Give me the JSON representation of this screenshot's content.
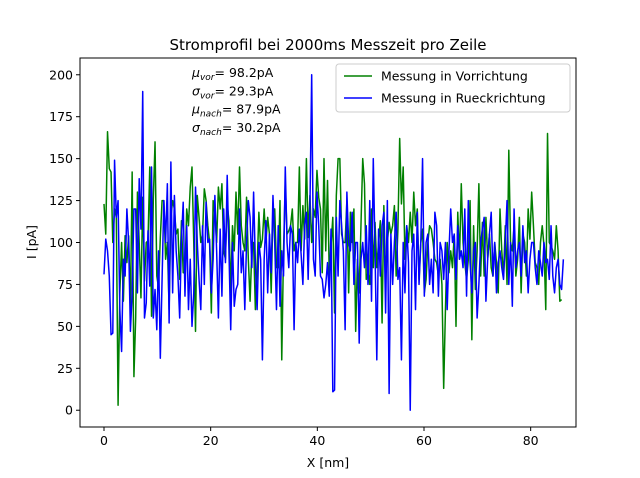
{
  "chart_data": {
    "type": "line",
    "title": "Stromprofil bei 2000ms Messzeit pro Zeile",
    "xlabel": "X [nm]",
    "ylabel": "I [pA]",
    "xlim": [
      -4.5,
      88.5
    ],
    "ylim": [
      -10,
      210
    ],
    "xticks": [
      0,
      20,
      40,
      60,
      80
    ],
    "yticks": [
      0,
      25,
      50,
      75,
      100,
      125,
      150,
      175,
      200
    ],
    "grid": false,
    "legend_position": "top-right",
    "stats": [
      {
        "symbol": "μ",
        "sub": "vor",
        "value": "= 98.2pA"
      },
      {
        "symbol": "σ",
        "sub": "vor",
        "value": "= 29.3pA"
      },
      {
        "symbol": "μ",
        "sub": "nach",
        "value": "= 87.9pA"
      },
      {
        "symbol": "σ",
        "sub": "nach",
        "value": "= 30.2pA"
      }
    ],
    "series": [
      {
        "name": "Messung in Vorrichtung",
        "color": "#008000",
        "x_start": 0,
        "x_step": 0.33,
        "values": [
          123,
          105,
          166,
          144,
          142,
          100,
          120,
          115,
          3,
          70,
          100,
          65,
          104,
          88,
          104,
          60,
          142,
          20,
          55,
          130,
          100,
          67,
          127,
          77,
          100,
          101,
          145,
          56,
          125,
          160,
          80,
          73,
          103,
          125,
          125,
          90,
          100,
          60,
          115,
          125,
          120,
          105,
          108,
          78,
          113,
          82,
          82,
          120,
          110,
          133,
          145,
          100,
          47,
          128,
          115,
          100,
          105,
          132,
          125,
          110,
          100,
          58,
          125,
          117,
          100,
          133,
          120,
          135,
          95,
          90,
          123,
          113,
          70,
          110,
          95,
          130,
          105,
          145,
          110,
          100,
          95,
          127,
          90,
          65,
          95,
          100,
          60,
          85,
          118,
          97,
          102,
          120,
          100,
          115,
          105,
          70,
          118,
          120,
          85,
          85,
          125,
          30,
          95,
          135,
          105,
          107,
          110,
          120,
          95,
          100,
          100,
          145,
          95,
          122,
          102,
          150,
          103,
          128,
          100,
          120,
          115,
          143,
          127,
          120,
          82,
          150,
          95,
          137,
          80,
          98,
          115,
          58,
          128,
          150,
          150,
          105,
          100,
          100,
          125,
          70,
          118,
          100,
          120,
          47,
          90,
          70,
          110,
          150,
          135,
          78,
          82,
          75,
          120,
          85,
          112,
          85,
          100,
          113,
          52,
          122,
          80,
          100,
          112,
          105,
          110,
          122,
          80,
          108,
          162,
          123,
          145,
          90,
          110,
          100,
          118,
          100,
          130,
          110,
          120,
          78,
          100,
          108,
          70,
          78,
          100,
          110,
          108,
          100,
          90,
          88,
          80,
          90,
          75,
          13,
          60,
          100,
          82,
          95,
          85,
          105,
          50,
          118,
          90,
          135,
          100,
          88,
          78,
          90,
          125,
          42,
          110,
          72,
          95,
          135,
          80,
          112,
          80,
          115,
          90,
          105,
          85,
          80,
          100,
          88,
          70,
          120,
          95,
          80,
          110,
          75,
          155,
          100,
          95,
          110,
          80,
          90,
          115,
          70,
          105,
          100,
          80,
          120,
          102,
          130,
          110,
          88,
          85,
          75,
          100,
          110,
          98,
          60,
          165,
          100,
          98,
          95,
          90,
          110,
          95,
          65,
          66
        ]
      },
      {
        "name": "Messung in Rueckrichtung",
        "color": "#0000ff",
        "x_start": 0,
        "x_step": 0.33,
        "values": [
          81,
          102,
          95,
          80,
          45,
          46,
          149,
          115,
          125,
          60,
          35,
          90,
          80,
          120,
          100,
          47,
          70,
          120,
          120,
          70,
          138,
          108,
          190,
          55,
          64,
          107,
          74,
          145,
          55,
          72,
          48,
          95,
          31,
          78,
          125,
          100,
          135,
          52,
          148,
          70,
          128,
          95,
          80,
          55,
          102,
          124,
          68,
          110,
          60,
          90,
          50,
          70,
          133,
          100,
          78,
          60,
          110,
          75,
          124,
          100,
          102,
          70,
          90,
          128,
          95,
          55,
          108,
          68,
          120,
          88,
          140,
          95,
          48,
          100,
          62,
          72,
          75,
          120,
          82,
          95,
          60,
          100,
          125,
          115,
          85,
          130,
          88,
          60,
          100,
          90,
          30,
          90,
          113,
          70,
          105,
          82,
          128,
          100,
          60,
          110,
          62,
          95,
          80,
          145,
          100,
          85,
          110,
          105,
          48,
          100,
          88,
          108,
          93,
          75,
          110,
          118,
          78,
          120,
          200,
          90,
          80,
          130,
          110,
          80,
          78,
          67,
          75,
          88,
          68,
          108,
          11,
          12,
          115,
          80,
          125,
          110,
          95,
          48,
          130,
          100,
          95,
          118,
          75,
          100,
          100,
          40,
          90,
          100,
          85,
          110,
          75,
          125,
          65,
          150,
          95,
          30,
          108,
          80,
          110,
          118,
          58,
          125,
          10,
          105,
          75,
          100,
          118,
          78,
          85,
          30,
          100,
          70,
          110,
          88,
          0,
          95,
          105,
          60,
          118,
          75,
          100,
          150,
          68,
          100,
          105,
          75,
          90,
          70,
          118,
          110,
          68,
          100,
          95,
          78,
          100,
          60,
          95,
          120,
          100,
          105,
          78,
          110,
          90,
          95,
          85,
          120,
          68,
          125,
          88,
          70,
          95,
          100,
          55,
          75,
          100,
          108,
          115,
          65,
          90,
          105,
          118,
          80,
          100,
          70,
          88,
          95,
          85,
          78,
          100,
          125,
          75,
          100,
          62,
          120,
          85,
          95,
          100,
          80,
          110,
          88,
          95,
          70,
          90,
          100,
          100,
          85,
          75,
          95,
          88,
          80,
          100,
          88,
          90,
          78,
          110,
          80,
          70,
          85,
          90,
          75,
          72,
          90
        ]
      }
    ]
  }
}
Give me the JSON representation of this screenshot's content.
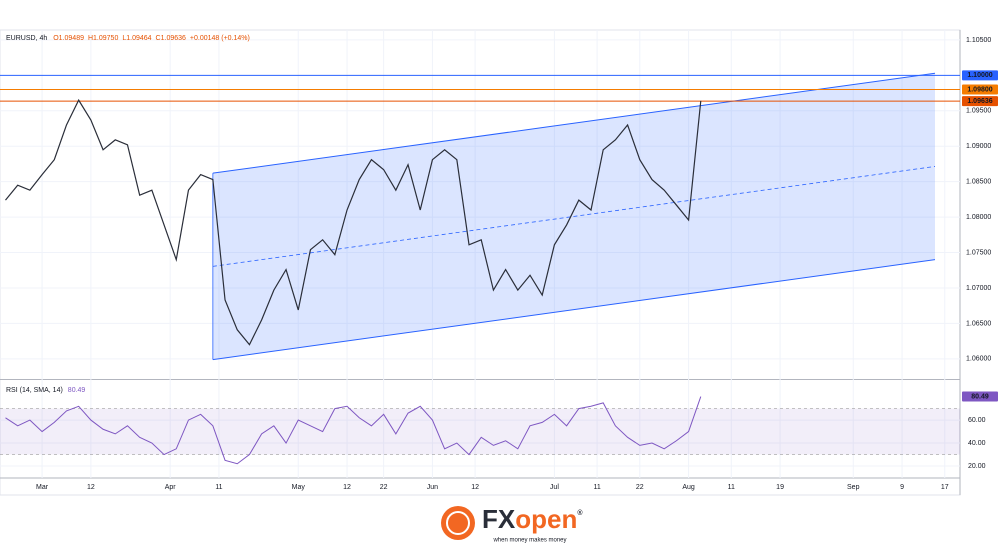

◆ **Written request**
Look for the word "Messung" in every line of the listing and copy the lines that have it.

◆ **Result of the exercise**
        "name": "Messung in Vorrichtung",
        "name": "Messung in Rueckrichtung",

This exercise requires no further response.